**Aim of the task:** Skip the images. Copy the records exactly as written.

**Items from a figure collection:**
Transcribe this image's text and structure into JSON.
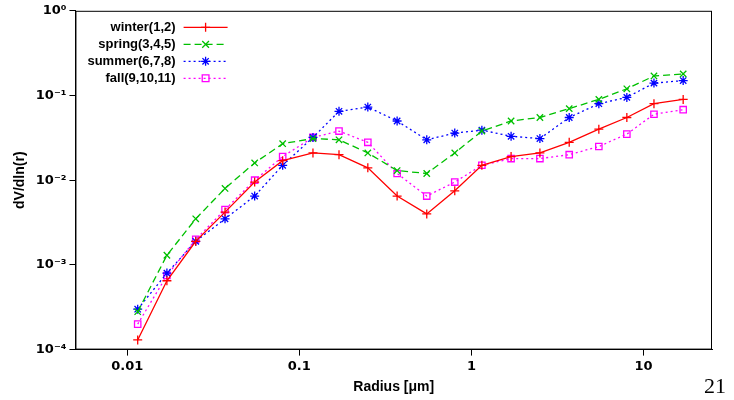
{
  "chart_data": {
    "type": "line",
    "x_label": "Radius [μm]",
    "y_label": "dV/dln(r)",
    "annotation": "21",
    "log": true,
    "grid": false,
    "legend": "upper left",
    "x": [
      0.0115,
      0.017,
      0.025,
      0.037,
      0.055,
      0.08,
      0.12,
      0.17,
      0.25,
      0.37,
      0.55,
      0.8,
      1.15,
      1.7,
      2.5,
      3.7,
      5.5,
      8,
      11.5,
      17
    ],
    "xlim": [
      0.005,
      25
    ],
    "xticks": [
      0.01,
      0.1,
      1,
      10
    ],
    "ylim": [
      0.0001,
      1
    ],
    "yticks": [
      {
        "value": 0.0001,
        "label": "10⁻⁴"
      },
      {
        "value": 0.001,
        "label": "10⁻³"
      },
      {
        "value": 0.01,
        "label": "10⁻²"
      },
      {
        "value": 0.1,
        "label": "10⁻¹"
      },
      {
        "value": 1,
        "label": "10⁰"
      }
    ],
    "series": [
      {
        "name": "winter(1,2)",
        "color": "#ff0000",
        "marker": "plus",
        "line_style": "solid",
        "values": [
          0.00013,
          0.00065,
          0.0019,
          0.0042,
          0.0095,
          0.017,
          0.021,
          0.02,
          0.014,
          0.0065,
          0.004,
          0.0075,
          0.015,
          0.019,
          0.021,
          0.028,
          0.04,
          0.055,
          0.08,
          0.09
        ]
      },
      {
        "name": "spring(3,4,5)",
        "color": "#00c000",
        "marker": "x",
        "line_style": "dashed",
        "values": [
          0.00028,
          0.0013,
          0.0035,
          0.008,
          0.016,
          0.027,
          0.031,
          0.03,
          0.021,
          0.013,
          0.012,
          0.021,
          0.038,
          0.05,
          0.055,
          0.07,
          0.09,
          0.12,
          0.17,
          0.18
        ]
      },
      {
        "name": "summer(6,7,8)",
        "color": "#0000ff",
        "marker": "star",
        "line_style": "dotted",
        "values": [
          0.0003,
          0.0008,
          0.0019,
          0.0035,
          0.0065,
          0.015,
          0.032,
          0.065,
          0.073,
          0.05,
          0.03,
          0.036,
          0.039,
          0.033,
          0.031,
          0.055,
          0.08,
          0.095,
          0.14,
          0.15
        ]
      },
      {
        "name": "fall(9,10,11)",
        "color": "#ff00ff",
        "marker": "square",
        "line_style": "dotted",
        "values": [
          0.0002,
          0.00075,
          0.002,
          0.0045,
          0.01,
          0.019,
          0.032,
          0.038,
          0.028,
          0.012,
          0.0065,
          0.0095,
          0.015,
          0.018,
          0.018,
          0.02,
          0.025,
          0.035,
          0.06,
          0.068
        ]
      }
    ]
  }
}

**The output:**
Transcribe this image's text and structure into JSON.
{
  "chart_data": {
    "type": "line",
    "x_label": "Radius [μm]",
    "y_label": "dV/dln(r)",
    "annotation": "21",
    "log": true,
    "grid": false,
    "legend": "upper left",
    "x": [
      0.0115,
      0.017,
      0.025,
      0.037,
      0.055,
      0.08,
      0.12,
      0.17,
      0.25,
      0.37,
      0.55,
      0.8,
      1.15,
      1.7,
      2.5,
      3.7,
      5.5,
      8,
      11.5,
      17
    ],
    "xlim": [
      0.005,
      25
    ],
    "xticks": [
      0.01,
      0.1,
      1,
      10
    ],
    "ylim": [
      0.0001,
      1
    ],
    "yticks": [
      {
        "value": 0.0001,
        "label": "10⁻⁴"
      },
      {
        "value": 0.001,
        "label": "10⁻³"
      },
      {
        "value": 0.01,
        "label": "10⁻²"
      },
      {
        "value": 0.1,
        "label": "10⁻¹"
      },
      {
        "value": 1,
        "label": "10⁰"
      }
    ],
    "series": [
      {
        "name": "winter(1,2)",
        "color": "#ff0000",
        "marker": "plus",
        "line_style": "solid",
        "values": [
          0.00013,
          0.00065,
          0.0019,
          0.0042,
          0.0095,
          0.017,
          0.021,
          0.02,
          0.014,
          0.0065,
          0.004,
          0.0075,
          0.015,
          0.019,
          0.021,
          0.028,
          0.04,
          0.055,
          0.08,
          0.09
        ]
      },
      {
        "name": "spring(3,4,5)",
        "color": "#00c000",
        "marker": "x",
        "line_style": "dashed",
        "values": [
          0.00028,
          0.0013,
          0.0035,
          0.008,
          0.016,
          0.027,
          0.031,
          0.03,
          0.021,
          0.013,
          0.012,
          0.021,
          0.038,
          0.05,
          0.055,
          0.07,
          0.09,
          0.12,
          0.17,
          0.18
        ]
      },
      {
        "name": "summer(6,7,8)",
        "color": "#0000ff",
        "marker": "star",
        "line_style": "dotted",
        "values": [
          0.0003,
          0.0008,
          0.0019,
          0.0035,
          0.0065,
          0.015,
          0.032,
          0.065,
          0.073,
          0.05,
          0.03,
          0.036,
          0.039,
          0.033,
          0.031,
          0.055,
          0.08,
          0.095,
          0.14,
          0.15
        ]
      },
      {
        "name": "fall(9,10,11)",
        "color": "#ff00ff",
        "marker": "square",
        "line_style": "dotted",
        "values": [
          0.0002,
          0.00075,
          0.002,
          0.0045,
          0.01,
          0.019,
          0.032,
          0.038,
          0.028,
          0.012,
          0.0065,
          0.0095,
          0.015,
          0.018,
          0.018,
          0.02,
          0.025,
          0.035,
          0.06,
          0.068
        ]
      }
    ]
  }
}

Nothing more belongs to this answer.